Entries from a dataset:
[start]

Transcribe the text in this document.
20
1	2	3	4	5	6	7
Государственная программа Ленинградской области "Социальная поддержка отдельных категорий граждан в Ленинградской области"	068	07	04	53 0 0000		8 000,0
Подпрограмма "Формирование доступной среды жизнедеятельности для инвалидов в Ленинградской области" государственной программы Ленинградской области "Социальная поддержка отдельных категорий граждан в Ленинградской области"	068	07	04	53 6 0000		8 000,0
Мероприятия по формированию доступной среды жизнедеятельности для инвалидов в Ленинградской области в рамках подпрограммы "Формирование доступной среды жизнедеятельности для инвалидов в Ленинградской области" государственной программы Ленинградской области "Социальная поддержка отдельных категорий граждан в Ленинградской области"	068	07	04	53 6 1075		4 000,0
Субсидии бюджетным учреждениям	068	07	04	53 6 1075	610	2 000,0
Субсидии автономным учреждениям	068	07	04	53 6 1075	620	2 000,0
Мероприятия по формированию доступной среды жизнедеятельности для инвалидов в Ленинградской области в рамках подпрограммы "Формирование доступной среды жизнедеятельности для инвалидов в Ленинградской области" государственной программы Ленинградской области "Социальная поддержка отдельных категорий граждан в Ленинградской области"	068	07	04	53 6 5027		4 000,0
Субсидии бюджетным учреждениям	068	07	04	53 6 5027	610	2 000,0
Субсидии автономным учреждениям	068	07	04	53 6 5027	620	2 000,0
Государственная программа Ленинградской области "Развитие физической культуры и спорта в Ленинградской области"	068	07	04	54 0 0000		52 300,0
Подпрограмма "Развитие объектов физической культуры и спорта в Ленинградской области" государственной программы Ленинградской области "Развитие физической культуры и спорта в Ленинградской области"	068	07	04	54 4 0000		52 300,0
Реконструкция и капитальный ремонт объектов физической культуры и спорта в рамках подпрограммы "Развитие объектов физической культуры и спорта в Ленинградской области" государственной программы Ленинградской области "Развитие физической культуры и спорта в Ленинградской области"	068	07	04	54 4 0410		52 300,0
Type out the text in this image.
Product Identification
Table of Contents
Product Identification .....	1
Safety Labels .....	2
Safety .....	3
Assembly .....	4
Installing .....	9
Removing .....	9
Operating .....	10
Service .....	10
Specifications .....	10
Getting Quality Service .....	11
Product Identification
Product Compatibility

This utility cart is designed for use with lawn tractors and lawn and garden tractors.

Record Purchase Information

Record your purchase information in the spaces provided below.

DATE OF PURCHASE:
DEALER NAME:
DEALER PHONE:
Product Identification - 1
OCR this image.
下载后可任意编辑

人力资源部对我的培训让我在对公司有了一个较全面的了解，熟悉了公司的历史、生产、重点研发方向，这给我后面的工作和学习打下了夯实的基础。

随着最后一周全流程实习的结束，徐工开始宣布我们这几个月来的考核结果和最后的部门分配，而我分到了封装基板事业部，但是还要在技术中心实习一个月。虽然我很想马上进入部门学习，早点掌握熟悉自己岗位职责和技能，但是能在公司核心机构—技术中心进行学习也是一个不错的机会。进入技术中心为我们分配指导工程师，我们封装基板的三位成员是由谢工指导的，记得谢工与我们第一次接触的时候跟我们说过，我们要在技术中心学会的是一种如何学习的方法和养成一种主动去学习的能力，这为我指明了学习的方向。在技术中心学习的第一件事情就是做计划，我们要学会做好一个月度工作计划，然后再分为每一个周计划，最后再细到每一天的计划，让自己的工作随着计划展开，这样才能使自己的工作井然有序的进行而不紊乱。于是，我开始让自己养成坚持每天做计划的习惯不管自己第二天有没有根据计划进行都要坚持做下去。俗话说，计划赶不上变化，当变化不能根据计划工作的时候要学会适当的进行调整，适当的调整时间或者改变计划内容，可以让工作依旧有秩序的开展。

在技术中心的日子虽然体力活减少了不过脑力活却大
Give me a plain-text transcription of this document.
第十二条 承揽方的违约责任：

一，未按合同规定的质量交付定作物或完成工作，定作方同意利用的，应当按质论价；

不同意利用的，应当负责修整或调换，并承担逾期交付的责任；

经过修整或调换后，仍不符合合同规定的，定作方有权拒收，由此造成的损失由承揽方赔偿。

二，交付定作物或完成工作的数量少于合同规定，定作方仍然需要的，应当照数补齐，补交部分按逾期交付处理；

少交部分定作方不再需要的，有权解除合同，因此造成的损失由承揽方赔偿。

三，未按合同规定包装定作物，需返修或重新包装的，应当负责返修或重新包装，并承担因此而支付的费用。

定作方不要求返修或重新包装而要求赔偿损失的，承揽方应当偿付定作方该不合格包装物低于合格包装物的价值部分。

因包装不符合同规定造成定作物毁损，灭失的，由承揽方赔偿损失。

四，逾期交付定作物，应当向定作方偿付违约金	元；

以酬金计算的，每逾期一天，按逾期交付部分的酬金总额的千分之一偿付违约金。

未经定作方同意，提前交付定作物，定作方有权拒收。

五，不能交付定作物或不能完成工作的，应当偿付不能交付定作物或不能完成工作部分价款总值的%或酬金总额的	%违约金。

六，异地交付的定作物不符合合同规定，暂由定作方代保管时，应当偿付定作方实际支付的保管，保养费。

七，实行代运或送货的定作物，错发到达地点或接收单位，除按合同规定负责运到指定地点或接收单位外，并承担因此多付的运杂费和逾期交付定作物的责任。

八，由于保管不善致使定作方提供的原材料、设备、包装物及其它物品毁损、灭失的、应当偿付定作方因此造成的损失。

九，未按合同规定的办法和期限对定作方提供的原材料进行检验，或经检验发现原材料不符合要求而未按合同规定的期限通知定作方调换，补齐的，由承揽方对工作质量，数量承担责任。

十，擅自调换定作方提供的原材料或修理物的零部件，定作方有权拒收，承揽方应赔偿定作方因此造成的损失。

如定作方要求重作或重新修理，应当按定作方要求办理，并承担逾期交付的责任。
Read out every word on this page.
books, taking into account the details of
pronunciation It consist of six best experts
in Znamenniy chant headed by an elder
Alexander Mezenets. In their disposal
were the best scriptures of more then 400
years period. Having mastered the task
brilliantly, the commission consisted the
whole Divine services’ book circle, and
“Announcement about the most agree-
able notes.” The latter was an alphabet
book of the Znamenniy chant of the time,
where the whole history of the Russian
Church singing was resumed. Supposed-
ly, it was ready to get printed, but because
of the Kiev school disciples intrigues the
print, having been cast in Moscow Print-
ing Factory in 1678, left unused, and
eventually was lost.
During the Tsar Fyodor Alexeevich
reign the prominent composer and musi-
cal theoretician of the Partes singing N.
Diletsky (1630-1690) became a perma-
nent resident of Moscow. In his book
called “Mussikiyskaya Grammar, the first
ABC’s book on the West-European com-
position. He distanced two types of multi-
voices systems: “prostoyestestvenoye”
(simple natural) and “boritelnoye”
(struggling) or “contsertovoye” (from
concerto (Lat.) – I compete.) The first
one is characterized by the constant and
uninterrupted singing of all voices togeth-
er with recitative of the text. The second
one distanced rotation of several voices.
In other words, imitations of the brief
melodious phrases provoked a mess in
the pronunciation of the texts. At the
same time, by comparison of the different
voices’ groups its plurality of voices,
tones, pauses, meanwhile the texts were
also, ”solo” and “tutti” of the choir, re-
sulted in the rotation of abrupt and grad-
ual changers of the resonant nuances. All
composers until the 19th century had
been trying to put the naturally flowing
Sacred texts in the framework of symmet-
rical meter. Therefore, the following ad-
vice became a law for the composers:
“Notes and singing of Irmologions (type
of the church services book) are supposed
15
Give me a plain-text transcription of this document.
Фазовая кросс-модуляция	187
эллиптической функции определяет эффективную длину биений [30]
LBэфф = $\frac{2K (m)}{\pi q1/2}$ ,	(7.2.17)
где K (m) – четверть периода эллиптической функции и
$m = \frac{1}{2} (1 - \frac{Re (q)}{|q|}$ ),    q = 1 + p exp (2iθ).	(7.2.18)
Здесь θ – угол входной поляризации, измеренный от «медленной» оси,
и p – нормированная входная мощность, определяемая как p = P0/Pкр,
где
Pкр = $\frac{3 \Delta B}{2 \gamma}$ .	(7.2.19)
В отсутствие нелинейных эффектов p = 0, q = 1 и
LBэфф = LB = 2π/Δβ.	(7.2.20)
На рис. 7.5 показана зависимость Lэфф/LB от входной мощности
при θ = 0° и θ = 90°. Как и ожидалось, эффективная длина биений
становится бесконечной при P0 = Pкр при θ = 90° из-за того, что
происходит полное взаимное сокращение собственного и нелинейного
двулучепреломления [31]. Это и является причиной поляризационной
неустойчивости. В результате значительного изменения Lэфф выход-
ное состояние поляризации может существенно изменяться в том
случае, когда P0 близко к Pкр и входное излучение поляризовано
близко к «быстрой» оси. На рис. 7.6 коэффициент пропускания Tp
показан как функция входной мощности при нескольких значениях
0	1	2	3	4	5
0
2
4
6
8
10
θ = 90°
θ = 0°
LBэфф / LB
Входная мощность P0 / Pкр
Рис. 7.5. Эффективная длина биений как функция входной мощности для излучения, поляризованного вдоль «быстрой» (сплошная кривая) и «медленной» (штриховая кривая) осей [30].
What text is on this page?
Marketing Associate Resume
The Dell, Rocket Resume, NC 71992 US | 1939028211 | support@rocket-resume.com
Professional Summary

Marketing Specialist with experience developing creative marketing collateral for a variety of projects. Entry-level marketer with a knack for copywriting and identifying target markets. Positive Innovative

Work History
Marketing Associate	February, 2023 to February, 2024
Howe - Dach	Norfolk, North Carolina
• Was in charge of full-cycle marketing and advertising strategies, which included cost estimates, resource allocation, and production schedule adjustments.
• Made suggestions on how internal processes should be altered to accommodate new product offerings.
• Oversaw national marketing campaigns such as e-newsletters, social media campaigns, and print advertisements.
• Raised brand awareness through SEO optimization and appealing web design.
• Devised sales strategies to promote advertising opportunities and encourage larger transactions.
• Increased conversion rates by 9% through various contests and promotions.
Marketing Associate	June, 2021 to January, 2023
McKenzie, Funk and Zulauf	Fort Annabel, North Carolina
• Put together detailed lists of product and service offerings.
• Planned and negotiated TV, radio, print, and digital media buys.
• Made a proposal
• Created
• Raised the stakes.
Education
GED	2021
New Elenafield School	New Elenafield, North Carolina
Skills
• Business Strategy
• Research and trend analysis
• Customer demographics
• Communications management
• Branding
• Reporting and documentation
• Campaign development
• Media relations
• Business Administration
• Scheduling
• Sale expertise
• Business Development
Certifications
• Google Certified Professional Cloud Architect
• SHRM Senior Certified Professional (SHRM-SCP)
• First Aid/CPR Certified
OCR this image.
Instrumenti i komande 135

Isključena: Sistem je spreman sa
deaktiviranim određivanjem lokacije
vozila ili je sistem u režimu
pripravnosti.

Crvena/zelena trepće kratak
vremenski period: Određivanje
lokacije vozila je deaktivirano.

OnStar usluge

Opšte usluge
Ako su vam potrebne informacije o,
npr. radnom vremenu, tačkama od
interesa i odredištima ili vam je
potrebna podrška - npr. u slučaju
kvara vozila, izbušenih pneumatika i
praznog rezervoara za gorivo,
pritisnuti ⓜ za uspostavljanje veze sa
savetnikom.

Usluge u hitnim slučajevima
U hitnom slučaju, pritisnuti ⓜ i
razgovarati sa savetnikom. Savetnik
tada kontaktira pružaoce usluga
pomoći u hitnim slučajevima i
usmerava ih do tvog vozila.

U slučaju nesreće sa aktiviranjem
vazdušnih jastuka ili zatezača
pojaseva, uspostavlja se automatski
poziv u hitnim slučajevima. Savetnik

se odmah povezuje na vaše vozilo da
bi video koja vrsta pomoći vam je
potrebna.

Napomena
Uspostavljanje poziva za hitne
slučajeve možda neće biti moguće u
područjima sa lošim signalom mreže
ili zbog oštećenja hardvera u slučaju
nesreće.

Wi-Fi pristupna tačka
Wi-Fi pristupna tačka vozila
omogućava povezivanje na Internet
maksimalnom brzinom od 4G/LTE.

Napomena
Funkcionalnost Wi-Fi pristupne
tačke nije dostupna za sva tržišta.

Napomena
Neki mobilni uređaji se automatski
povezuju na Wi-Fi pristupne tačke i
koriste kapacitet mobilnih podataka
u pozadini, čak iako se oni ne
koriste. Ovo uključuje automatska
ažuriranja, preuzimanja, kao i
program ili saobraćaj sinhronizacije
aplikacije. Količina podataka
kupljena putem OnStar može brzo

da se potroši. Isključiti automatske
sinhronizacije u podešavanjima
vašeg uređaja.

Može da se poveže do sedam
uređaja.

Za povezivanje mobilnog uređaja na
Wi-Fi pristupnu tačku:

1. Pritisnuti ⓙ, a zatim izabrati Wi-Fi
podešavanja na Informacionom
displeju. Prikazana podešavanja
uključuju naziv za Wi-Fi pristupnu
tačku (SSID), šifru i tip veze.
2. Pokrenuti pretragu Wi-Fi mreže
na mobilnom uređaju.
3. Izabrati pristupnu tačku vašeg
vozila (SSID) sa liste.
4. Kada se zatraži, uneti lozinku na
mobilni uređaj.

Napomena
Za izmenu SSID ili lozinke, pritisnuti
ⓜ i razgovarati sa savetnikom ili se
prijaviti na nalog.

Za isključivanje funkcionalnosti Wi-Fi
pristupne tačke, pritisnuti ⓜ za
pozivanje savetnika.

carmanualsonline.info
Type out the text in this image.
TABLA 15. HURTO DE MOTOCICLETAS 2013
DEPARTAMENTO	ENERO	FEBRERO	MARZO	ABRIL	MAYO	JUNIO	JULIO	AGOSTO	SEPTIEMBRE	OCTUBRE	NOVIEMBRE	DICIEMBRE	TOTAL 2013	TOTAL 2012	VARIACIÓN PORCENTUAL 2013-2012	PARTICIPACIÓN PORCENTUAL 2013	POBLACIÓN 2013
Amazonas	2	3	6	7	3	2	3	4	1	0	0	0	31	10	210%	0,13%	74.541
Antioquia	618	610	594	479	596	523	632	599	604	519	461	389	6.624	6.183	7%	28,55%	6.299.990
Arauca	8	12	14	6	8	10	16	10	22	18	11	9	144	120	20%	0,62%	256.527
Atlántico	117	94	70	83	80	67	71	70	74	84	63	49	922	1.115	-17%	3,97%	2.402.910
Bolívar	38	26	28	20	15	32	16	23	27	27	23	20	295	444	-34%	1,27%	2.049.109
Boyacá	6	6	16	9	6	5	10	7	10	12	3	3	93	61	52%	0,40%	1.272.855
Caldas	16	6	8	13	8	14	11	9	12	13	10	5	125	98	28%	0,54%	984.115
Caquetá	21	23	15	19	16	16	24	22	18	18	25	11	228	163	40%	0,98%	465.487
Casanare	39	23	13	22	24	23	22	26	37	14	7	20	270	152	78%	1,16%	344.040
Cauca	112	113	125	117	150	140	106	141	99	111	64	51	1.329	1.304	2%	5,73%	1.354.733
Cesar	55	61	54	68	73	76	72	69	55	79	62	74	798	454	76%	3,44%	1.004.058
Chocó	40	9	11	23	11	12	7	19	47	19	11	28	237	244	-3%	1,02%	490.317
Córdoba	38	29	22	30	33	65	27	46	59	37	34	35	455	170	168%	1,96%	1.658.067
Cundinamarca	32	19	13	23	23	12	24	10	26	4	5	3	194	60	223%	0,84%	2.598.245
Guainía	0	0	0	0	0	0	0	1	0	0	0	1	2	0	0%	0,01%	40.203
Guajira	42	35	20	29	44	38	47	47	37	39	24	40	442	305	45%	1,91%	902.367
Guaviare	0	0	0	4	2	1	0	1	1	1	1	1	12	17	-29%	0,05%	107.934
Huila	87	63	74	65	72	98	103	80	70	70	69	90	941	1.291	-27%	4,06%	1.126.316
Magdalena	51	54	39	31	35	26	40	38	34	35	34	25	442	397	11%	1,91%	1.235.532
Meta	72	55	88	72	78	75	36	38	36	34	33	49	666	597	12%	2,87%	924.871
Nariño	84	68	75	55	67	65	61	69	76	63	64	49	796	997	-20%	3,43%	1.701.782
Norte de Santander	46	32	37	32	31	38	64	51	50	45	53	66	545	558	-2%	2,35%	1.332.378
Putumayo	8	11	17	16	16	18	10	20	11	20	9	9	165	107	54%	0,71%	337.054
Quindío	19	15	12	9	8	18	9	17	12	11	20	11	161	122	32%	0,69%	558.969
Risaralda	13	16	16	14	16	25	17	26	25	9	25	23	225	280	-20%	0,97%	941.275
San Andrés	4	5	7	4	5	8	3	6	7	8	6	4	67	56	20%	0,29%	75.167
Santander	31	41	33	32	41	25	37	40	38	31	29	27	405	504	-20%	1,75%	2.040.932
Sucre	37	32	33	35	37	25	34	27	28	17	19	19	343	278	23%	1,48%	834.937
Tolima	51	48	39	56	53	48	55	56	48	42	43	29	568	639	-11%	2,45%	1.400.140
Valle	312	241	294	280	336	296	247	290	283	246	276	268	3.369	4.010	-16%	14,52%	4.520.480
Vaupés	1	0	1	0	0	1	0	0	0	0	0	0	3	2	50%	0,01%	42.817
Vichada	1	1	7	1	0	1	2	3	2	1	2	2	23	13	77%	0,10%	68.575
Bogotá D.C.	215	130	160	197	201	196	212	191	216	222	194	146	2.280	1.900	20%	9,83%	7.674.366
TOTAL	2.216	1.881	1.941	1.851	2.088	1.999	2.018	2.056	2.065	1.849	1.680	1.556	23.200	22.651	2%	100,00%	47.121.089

[end]

REQUIREMENT - Find each line that has the word "Raised", then copy it out.

FULL OUTPUT -
• Raised brand awareness through SEO optimization and appealing web design.
• Raised the stakes.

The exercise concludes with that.